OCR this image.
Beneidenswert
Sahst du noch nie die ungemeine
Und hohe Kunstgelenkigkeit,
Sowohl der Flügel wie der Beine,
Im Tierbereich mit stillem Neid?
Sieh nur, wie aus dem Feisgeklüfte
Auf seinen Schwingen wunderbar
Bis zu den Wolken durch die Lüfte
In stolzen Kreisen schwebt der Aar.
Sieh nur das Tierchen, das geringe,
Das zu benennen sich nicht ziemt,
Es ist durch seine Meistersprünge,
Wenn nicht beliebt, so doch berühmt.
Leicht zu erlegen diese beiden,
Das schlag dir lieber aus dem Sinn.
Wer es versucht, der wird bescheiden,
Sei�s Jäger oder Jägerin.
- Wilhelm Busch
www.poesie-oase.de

## Exercise aim:
What is the number of lines in the listing above that contain the string "durch"? Give only the number.

## Solution:
2